▸ **What needs to be done**: Check each line of the data below for the word "title", then extract the ones that have it.

▸ **Entries shown**:
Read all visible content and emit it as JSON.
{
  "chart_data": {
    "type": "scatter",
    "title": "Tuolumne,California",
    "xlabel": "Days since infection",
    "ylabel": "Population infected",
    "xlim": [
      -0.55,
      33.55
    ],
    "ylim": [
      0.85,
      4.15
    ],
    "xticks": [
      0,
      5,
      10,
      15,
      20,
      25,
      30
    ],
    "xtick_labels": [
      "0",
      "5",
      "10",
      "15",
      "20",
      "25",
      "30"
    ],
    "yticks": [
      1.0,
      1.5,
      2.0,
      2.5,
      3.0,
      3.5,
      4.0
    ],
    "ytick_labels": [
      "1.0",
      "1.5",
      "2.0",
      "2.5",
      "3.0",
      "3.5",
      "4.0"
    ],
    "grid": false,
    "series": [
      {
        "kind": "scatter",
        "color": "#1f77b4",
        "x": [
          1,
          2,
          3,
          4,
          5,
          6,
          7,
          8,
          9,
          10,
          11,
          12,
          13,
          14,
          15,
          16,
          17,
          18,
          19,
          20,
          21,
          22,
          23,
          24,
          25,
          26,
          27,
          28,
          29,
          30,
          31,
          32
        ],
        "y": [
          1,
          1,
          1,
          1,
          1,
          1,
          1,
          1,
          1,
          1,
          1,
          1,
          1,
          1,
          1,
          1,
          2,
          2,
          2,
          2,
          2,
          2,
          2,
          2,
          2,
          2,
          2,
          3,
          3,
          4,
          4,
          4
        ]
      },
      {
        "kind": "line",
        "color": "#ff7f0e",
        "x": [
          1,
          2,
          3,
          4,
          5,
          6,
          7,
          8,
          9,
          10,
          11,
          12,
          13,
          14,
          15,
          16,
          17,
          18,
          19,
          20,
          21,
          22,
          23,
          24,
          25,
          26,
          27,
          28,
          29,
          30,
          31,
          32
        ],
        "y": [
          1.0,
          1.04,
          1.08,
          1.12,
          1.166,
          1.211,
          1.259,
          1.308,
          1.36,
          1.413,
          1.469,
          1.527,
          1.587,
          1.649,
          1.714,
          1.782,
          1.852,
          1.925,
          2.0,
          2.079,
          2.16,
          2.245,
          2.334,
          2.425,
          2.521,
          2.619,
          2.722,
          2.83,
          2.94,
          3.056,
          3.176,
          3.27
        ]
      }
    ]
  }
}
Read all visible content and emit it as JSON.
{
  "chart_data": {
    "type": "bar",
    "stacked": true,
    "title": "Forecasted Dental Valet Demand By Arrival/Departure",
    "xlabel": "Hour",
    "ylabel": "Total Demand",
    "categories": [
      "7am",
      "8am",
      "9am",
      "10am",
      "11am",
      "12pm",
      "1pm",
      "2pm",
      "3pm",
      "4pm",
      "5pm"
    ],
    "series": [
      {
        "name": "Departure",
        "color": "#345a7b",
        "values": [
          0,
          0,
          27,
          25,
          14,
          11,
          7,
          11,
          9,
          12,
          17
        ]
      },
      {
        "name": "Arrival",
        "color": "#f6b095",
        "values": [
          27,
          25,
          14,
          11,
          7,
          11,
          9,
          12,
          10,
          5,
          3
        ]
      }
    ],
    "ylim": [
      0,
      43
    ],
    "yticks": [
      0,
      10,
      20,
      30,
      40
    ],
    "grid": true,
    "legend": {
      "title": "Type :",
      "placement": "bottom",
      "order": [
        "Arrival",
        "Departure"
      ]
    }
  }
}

▸ **Problem solution**:
    "title": "Tuolumne,California",
    "title": "Forecasted Dental Valet Demand By Arrival/Departure",
      "title": "Type :",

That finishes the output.